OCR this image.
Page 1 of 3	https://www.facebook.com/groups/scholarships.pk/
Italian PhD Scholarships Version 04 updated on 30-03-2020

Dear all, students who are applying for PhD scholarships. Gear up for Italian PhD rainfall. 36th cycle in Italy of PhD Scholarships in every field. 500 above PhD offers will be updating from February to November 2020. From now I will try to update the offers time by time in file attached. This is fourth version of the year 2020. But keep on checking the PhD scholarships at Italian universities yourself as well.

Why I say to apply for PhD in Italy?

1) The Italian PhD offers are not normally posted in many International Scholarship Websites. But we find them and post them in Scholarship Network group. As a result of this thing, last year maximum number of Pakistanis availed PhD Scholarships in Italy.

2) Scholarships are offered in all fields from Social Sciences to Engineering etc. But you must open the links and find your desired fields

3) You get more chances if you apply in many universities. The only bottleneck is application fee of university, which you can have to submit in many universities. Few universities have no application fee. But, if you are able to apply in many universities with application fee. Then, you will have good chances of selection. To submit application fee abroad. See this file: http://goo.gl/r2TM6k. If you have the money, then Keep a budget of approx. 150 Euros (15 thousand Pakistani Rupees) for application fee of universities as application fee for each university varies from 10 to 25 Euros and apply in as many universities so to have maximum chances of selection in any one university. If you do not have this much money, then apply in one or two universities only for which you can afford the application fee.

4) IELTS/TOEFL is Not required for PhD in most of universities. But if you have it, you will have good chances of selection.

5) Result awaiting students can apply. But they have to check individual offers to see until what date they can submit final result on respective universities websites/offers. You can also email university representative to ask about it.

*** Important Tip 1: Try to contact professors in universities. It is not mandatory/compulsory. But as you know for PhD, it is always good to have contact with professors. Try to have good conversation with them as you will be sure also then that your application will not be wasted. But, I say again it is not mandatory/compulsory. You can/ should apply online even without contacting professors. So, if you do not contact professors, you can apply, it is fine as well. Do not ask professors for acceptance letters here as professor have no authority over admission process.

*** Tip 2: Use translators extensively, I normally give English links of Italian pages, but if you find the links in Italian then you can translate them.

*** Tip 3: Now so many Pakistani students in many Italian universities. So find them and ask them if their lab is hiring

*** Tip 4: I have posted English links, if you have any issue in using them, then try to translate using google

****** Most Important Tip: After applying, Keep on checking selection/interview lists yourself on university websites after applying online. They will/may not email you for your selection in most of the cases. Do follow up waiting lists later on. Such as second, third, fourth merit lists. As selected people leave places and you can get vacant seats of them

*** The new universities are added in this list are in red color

::::::::::

Copy the lines from the entries above in which the word "translate" appears.

*** Tip 2: Use translators extensively, I normally give English links of Italian pages, but if you find the links in Italian then you can translate them.
*** Tip 4: I have posted English links, if you have any issue in using them, then try to translate using google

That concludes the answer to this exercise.